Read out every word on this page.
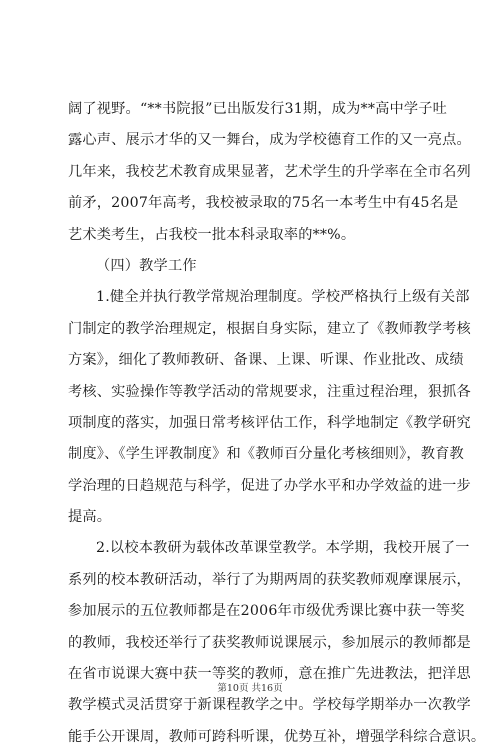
阔了视野。“**书院报”已出版发行31期，成为**高中学子吐
露心声、展示才华的又一舞台，成为学校德育工作的又一亮点。
几年来，我校艺术教育成果显著，艺术学生的升学率在全市名列
前矛，2007年高考，我校被录取的75名一本考生中有45名是
艺术类考生，占我校一批本科录取率的**%。
（四）教学工作
1.健全并执行教学常规治理制度。学校严格执行上级有关部
门制定的教学治理规定，根据自身实际，建立了《教师教学考核
方案》，细化了教师教研、备课、上课、听课、作业批改、成绩
考核、实验操作等教学活动的常规要求，注重过程治理，狠抓各
项制度的落实，加强日常考核评估工作，科学地制定《教学研究
制度》、《学生评教制度》和《教师百分量化考核细则》，教育教
学治理的日趋规范与科学，促进了办学水平和办学效益的进一步
提高。
2.以校本教研为载体改革课堂教学。本学期，我校开展了一
系列的校本教研活动，举行了为期两周的获奖教师观摩课展示，
参加展示的五位教师都是在2006年市级优秀课比赛中获一等奖
的教师，我校还举行了获奖教师说课展示，参加展示的教师都是
在省市说课大赛中获一等奖的教师，意在推广先进教法，把洋思
教学模式灵活贯穿于新课程教学之中。学校每学期举办一次教学
能手公开课周，教师可跨科听课，优势互补，增强学科综合意识。
第10页 共16页
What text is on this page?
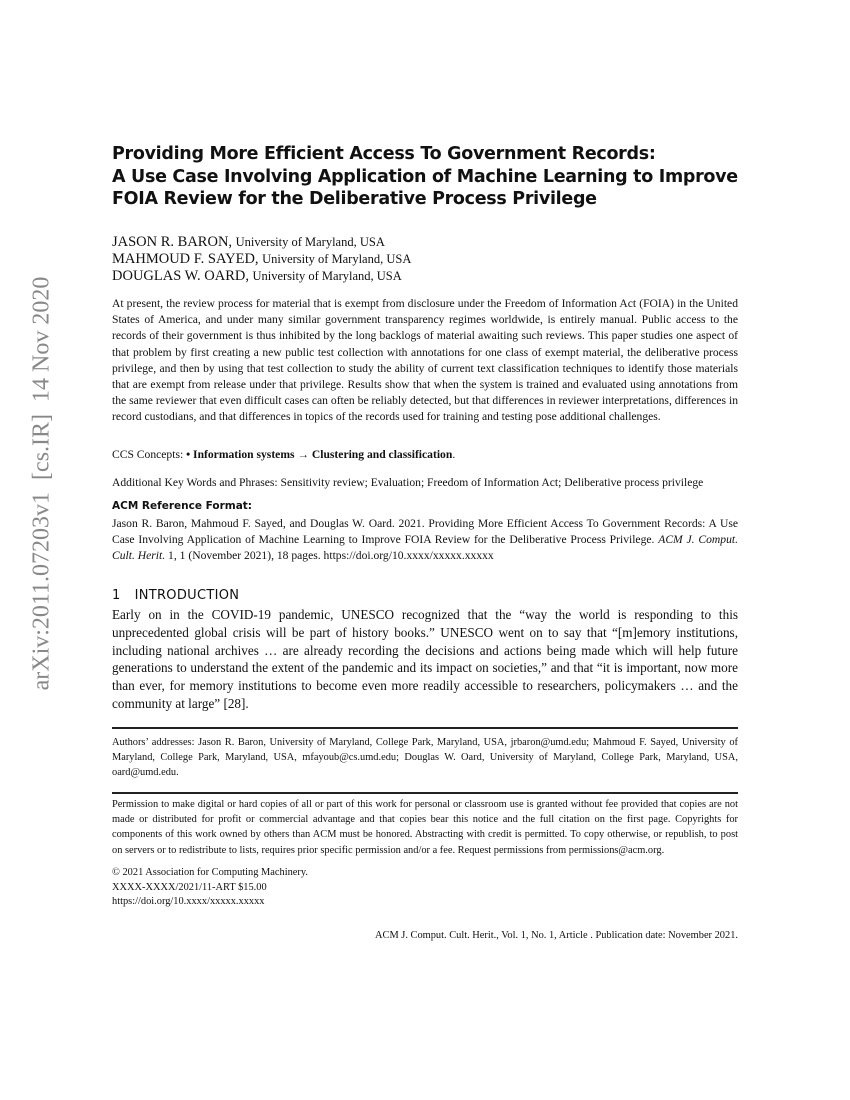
arXiv:2011.07203v1  [cs.IR]  14 Nov 2020
Providing More Efficient Access To Government Records:
A Use Case Involving Application of Machine Learning to Improve
FOIA Review for the Deliberative Process Privilege
JASON R. BARON, University of Maryland, USA
MAHMOUD F. SAYED, University of Maryland, USA
DOUGLAS W. OARD, University of Maryland, USA
At present, the review process for material that is exempt from disclosure under the Freedom of Information Act (FOIA) in the United States of America, and under many similar government transparency regimes worldwide, is entirely manual. Public access to the records of their government is thus inhibited by the long backlogs of material awaiting such reviews. This paper studies one aspect of that problem by first creating a new public test collection with annotations for one class of exempt material, the deliberative process privilege, and then by using that test collection to study the ability of current text classification techniques to identify those materials that are exempt from release under that privilege. Results show that when the system is trained and evaluated using annotations from the same reviewer that even difficult cases can often be reliably detected, but that differences in reviewer interpretations, differences in record custodians, and that differences in topics of the records used for training and testing pose additional challenges.
CCS Concepts: • Information systems → Clustering and classification.
Additional Key Words and Phrases: Sensitivity review; Evaluation; Freedom of Information Act; Deliberative process privilege
ACM Reference Format:
Jason R. Baron, Mahmoud F. Sayed, and Douglas W. Oard. 2021. Providing More Efficient Access To Government Records: A Use Case Involving Application of Machine Learning to Improve FOIA Review for the Deliberative Process Privilege. ACM J. Comput. Cult. Herit. 1, 1 (November 2021), 18 pages. https://doi.org/10.xxxx/xxxxx.xxxxx
1 INTRODUCTION
Early on in the COVID-19 pandemic, UNESCO recognized that the “way the world is responding to this unprecedented global crisis will be part of history books.” UNESCO went on to say that “[m]emory institutions, including national archives … are already recording the decisions and actions being made which will help future generations to understand the extent of the pandemic and its impact on societies,” and that “it is important, now more than ever, for memory institutions to become even more readily accessible to researchers, policymakers … and the community at large” [28].
Authors’ addresses: Jason R. Baron, University of Maryland, College Park, Maryland, USA, jrbaron@umd.edu; Mahmoud F. Sayed, University of Maryland, College Park, Maryland, USA, mfayoub@cs.umd.edu; Douglas W. Oard, University of Maryland, College Park, Maryland, USA, oard@umd.edu.
Permission to make digital or hard copies of all or part of this work for personal or classroom use is granted without fee provided that copies are not made or distributed for profit or commercial advantage and that copies bear this notice and the full citation on the first page. Copyrights for components of this work owned by others than ACM must be honored. Abstracting with credit is permitted. To copy otherwise, or republish, to post on servers or to redistribute to lists, requires prior specific permission and/or a fee. Request permissions from permissions@acm.org.
© 2021 Association for Computing Machinery.
XXXX-XXXX/2021/11-ART $15.00
https://doi.org/10.xxxx/xxxxx.xxxxx
ACM J. Comput. Cult. Herit., Vol. 1, No. 1, Article . Publication date: November 2021.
::::::
Return every line from the records above that holds the word "Providing".

Providing More Efficient Access To Government Records:
Jason R. Baron, Mahmoud F. Sayed, and Douglas W. Oard. 2021. Providing More Efficient Access To Government Records: A Use Case Involving Application of Machine Learning to Improve FOIA Review for the Deliberative Process Privilege. ACM J. Comput. Cult. Herit. 1, 1 (November 2021), 18 pages. https://doi.org/10.xxxx/xxxxx.xxxxx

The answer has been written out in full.